Report the count of lines containing the word "this" in the entries below, and nothing more.

[Saved data entries]
|---|
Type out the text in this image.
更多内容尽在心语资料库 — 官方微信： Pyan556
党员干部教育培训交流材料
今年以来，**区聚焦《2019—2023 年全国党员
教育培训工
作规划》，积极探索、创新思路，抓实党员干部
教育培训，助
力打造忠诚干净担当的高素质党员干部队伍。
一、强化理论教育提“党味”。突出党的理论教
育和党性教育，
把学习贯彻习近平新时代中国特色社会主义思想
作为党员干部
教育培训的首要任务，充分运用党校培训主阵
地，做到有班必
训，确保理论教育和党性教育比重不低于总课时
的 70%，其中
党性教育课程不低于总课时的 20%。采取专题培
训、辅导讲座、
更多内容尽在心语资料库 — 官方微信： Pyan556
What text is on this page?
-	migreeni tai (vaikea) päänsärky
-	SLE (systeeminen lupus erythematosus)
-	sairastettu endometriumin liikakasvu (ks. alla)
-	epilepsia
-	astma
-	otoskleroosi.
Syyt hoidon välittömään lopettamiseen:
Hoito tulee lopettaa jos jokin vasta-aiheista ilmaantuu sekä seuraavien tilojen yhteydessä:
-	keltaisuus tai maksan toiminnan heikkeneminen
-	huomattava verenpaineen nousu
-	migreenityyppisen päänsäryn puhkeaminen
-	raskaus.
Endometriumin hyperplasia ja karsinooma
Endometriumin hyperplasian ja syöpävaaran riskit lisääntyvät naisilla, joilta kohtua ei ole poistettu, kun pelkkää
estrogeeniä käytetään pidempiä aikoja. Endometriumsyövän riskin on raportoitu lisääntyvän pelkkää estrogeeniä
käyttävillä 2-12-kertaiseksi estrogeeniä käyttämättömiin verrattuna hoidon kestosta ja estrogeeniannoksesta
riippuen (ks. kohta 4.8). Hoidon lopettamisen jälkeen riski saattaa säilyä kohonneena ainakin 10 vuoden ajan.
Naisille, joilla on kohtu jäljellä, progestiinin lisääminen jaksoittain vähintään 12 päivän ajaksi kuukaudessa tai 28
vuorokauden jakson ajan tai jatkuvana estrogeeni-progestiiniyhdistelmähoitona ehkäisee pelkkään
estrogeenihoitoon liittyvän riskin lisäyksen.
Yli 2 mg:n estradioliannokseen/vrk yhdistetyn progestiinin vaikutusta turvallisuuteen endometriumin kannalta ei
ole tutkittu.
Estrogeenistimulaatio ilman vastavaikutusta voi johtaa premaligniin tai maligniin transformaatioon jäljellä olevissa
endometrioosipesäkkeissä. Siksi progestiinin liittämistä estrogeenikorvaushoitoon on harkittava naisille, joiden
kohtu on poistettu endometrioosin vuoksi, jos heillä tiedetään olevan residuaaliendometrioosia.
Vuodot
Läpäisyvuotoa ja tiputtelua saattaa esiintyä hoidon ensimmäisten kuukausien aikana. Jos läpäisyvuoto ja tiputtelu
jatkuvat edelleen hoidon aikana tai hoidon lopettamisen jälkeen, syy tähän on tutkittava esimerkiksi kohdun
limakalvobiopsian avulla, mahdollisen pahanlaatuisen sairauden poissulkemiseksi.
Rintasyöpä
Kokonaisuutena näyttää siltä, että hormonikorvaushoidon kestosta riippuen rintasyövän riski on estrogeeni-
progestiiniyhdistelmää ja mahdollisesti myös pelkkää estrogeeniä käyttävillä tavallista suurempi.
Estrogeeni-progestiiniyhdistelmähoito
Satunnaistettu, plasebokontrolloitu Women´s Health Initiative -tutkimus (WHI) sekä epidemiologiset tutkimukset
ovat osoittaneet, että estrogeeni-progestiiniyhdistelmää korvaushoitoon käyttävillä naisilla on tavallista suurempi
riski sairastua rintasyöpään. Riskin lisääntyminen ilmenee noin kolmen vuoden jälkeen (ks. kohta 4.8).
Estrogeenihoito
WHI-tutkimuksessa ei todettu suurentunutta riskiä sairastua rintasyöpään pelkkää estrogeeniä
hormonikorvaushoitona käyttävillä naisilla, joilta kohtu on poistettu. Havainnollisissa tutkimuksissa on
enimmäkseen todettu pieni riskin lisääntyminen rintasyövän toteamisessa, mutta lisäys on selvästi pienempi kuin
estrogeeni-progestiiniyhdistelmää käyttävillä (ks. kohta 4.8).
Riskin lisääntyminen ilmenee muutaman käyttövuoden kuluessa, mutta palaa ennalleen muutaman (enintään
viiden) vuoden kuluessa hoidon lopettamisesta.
|---|
• _TASK RESULT_
2